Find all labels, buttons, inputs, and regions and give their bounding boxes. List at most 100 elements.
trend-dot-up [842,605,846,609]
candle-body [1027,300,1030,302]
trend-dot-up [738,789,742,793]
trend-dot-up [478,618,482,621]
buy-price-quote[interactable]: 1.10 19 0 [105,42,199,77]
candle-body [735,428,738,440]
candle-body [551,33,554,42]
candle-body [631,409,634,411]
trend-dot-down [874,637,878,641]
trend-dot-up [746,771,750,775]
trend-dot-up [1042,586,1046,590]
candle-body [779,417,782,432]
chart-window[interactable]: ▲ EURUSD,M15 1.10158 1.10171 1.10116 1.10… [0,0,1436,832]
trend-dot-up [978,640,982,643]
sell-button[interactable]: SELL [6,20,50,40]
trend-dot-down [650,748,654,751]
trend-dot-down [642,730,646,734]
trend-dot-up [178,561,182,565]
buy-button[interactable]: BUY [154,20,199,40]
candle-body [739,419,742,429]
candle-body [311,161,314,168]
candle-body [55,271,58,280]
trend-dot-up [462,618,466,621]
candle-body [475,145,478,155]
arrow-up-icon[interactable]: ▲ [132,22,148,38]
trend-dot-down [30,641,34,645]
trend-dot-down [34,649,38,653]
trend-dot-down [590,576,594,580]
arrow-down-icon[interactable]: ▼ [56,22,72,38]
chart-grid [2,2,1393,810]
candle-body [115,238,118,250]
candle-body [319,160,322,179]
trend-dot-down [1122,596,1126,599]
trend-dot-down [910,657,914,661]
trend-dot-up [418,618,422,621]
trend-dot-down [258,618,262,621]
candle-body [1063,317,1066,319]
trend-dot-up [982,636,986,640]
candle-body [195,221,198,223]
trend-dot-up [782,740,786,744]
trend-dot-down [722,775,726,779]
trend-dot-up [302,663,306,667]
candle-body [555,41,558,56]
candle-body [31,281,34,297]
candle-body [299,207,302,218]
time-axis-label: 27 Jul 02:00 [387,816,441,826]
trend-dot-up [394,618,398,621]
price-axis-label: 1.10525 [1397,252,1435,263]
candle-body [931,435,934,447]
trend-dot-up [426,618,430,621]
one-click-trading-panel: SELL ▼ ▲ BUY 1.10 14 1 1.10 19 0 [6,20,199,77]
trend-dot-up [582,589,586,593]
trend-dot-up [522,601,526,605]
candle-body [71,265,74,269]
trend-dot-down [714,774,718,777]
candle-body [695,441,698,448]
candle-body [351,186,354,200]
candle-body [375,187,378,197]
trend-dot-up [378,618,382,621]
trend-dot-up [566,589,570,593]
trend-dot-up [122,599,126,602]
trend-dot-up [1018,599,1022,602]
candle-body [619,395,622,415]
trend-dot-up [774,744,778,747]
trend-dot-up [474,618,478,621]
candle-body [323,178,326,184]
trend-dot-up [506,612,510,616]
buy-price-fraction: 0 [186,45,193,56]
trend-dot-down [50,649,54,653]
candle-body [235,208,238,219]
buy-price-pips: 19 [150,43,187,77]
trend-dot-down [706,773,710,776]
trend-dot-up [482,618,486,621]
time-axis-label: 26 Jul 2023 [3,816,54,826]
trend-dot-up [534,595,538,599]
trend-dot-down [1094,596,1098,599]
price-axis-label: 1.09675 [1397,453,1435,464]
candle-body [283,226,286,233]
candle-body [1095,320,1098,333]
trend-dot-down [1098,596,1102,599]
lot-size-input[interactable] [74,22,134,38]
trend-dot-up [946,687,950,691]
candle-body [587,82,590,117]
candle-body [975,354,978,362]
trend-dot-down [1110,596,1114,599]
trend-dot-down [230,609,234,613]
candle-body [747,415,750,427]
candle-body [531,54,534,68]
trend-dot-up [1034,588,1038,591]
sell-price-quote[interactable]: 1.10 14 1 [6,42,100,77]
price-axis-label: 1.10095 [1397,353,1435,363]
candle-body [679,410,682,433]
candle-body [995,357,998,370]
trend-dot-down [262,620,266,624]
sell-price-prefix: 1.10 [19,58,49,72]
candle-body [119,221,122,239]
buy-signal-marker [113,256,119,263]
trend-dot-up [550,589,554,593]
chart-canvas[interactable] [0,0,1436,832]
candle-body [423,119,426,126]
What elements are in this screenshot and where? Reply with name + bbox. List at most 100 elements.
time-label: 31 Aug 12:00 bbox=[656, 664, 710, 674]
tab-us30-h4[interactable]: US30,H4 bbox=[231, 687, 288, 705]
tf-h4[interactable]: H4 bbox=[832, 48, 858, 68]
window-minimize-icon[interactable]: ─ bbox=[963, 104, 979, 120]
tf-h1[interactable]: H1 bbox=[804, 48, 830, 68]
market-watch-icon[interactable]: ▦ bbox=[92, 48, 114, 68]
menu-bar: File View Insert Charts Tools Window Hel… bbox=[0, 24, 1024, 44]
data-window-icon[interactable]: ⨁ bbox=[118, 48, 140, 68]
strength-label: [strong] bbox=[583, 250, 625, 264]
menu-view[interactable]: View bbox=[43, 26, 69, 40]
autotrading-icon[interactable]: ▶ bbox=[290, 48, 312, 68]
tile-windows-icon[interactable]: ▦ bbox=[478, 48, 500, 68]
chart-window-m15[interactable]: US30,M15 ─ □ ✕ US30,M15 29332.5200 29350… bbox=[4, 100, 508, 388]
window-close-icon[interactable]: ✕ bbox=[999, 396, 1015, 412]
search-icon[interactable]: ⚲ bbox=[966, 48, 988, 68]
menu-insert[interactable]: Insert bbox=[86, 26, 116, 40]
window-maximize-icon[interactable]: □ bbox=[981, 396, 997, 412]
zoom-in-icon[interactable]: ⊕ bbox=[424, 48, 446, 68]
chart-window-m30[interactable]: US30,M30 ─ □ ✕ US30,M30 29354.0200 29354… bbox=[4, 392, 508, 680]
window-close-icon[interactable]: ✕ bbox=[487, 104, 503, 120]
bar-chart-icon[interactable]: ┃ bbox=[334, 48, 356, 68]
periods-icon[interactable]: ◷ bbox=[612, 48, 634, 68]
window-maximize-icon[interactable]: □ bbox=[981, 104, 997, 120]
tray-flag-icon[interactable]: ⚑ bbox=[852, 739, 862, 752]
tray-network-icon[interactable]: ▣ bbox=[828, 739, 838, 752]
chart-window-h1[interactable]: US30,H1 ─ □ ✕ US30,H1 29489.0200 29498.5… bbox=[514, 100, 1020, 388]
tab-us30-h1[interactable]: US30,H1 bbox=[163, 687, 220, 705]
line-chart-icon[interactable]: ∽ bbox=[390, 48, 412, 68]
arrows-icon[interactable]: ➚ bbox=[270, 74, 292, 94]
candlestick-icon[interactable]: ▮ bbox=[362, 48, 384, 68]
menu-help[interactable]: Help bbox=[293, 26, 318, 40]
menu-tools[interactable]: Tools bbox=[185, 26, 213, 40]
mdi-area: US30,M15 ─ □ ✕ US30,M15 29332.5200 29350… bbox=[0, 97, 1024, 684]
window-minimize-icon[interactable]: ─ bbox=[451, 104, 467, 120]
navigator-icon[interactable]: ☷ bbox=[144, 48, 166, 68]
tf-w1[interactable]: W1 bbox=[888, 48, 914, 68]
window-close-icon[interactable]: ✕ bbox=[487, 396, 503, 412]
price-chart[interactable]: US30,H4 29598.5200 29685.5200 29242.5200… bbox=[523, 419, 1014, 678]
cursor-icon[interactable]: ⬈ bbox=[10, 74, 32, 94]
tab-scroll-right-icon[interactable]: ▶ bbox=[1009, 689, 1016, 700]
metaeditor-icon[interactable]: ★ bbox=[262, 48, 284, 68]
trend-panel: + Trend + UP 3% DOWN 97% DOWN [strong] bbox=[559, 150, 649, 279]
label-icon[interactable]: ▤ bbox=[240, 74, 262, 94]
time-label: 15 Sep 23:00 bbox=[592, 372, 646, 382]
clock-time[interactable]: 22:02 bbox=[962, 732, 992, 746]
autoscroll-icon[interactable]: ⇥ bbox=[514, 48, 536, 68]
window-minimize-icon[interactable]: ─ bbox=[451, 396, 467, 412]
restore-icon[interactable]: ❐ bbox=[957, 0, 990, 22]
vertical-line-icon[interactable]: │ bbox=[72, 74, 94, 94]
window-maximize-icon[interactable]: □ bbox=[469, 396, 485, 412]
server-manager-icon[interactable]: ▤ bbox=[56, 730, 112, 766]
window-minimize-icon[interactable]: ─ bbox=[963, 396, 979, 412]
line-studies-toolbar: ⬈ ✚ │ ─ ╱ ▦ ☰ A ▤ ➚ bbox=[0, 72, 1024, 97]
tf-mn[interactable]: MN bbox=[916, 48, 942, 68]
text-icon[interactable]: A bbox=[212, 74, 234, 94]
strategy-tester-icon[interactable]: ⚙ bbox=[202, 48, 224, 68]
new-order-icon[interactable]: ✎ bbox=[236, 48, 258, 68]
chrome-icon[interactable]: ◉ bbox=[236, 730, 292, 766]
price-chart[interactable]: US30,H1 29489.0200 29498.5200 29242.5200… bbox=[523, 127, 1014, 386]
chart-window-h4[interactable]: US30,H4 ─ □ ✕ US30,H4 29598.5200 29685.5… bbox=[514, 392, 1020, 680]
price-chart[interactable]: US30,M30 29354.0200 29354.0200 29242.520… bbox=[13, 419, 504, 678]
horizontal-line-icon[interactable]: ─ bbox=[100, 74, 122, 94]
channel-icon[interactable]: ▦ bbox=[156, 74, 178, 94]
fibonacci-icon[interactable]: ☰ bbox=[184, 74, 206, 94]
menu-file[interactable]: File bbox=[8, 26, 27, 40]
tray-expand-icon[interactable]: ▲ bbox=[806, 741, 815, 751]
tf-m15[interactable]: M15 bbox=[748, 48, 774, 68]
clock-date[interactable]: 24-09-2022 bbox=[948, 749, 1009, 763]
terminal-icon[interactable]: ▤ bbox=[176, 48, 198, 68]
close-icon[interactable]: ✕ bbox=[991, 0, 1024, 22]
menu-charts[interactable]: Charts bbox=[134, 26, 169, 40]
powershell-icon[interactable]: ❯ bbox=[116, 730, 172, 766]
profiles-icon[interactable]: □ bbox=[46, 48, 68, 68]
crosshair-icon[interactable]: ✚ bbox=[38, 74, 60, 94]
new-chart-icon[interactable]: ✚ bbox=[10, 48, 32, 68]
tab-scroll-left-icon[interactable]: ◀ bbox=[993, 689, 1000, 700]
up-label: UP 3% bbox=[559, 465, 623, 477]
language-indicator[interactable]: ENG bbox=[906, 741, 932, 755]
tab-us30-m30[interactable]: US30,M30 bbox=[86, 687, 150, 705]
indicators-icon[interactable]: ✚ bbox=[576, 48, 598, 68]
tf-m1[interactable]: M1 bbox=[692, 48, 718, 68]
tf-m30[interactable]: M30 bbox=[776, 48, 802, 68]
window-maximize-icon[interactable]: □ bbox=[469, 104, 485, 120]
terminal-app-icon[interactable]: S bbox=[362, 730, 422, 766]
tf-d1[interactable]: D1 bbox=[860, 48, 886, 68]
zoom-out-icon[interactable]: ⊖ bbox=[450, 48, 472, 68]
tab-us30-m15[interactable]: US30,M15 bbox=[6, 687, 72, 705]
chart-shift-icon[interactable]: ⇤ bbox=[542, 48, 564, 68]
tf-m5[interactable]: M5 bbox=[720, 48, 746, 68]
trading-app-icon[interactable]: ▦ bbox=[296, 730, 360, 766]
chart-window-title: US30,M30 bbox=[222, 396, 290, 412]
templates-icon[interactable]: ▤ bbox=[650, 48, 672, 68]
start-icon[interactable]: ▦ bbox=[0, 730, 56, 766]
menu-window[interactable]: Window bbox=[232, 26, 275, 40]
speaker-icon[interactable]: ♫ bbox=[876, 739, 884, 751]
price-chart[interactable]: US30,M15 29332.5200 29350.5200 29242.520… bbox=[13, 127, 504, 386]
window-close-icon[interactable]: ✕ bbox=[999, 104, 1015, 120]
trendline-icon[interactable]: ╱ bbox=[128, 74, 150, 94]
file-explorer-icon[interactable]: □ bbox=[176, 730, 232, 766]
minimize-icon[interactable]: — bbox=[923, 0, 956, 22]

**What is expected:** Reproduce the material word for word, beginning at its first line and stopping after the line that contains "candle-body [735,428,738,440]".

**Exercise result:**
Find all labels, buttons, inputs, and regions and give their bounding boxes. List at most 100 elements.
trend-dot-up [842,605,846,609]
candle-body [1027,300,1030,302]
trend-dot-up [738,789,742,793]
trend-dot-up [478,618,482,621]
buy-price-quote[interactable]: 1.10 19 0 [105,42,199,77]
candle-body [735,428,738,440]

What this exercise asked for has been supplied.